**TASK INSTRUCTIONS**
Tally how many lines in the entries contain the string "rain", and reply with the number alone.

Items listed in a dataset
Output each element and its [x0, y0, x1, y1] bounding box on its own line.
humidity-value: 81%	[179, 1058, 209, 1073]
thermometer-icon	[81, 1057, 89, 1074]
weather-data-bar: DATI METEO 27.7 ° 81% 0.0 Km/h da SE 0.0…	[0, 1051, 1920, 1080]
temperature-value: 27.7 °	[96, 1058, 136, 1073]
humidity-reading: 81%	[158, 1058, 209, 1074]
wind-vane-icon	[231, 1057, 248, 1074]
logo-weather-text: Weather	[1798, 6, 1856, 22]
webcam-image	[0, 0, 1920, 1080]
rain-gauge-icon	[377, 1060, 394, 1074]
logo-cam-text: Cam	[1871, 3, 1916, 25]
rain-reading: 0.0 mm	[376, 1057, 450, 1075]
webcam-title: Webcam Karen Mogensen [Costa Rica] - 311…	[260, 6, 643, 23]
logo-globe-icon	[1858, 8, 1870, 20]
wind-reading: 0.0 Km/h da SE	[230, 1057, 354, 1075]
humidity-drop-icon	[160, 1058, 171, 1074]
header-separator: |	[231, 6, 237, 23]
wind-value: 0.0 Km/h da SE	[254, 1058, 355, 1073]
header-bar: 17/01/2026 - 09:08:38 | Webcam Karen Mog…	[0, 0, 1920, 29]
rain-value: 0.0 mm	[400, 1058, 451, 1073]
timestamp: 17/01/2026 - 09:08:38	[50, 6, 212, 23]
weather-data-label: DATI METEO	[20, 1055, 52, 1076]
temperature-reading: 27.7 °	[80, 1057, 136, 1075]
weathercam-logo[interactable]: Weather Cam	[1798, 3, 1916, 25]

**SOLUTION FOR THIS EXERCISE**
3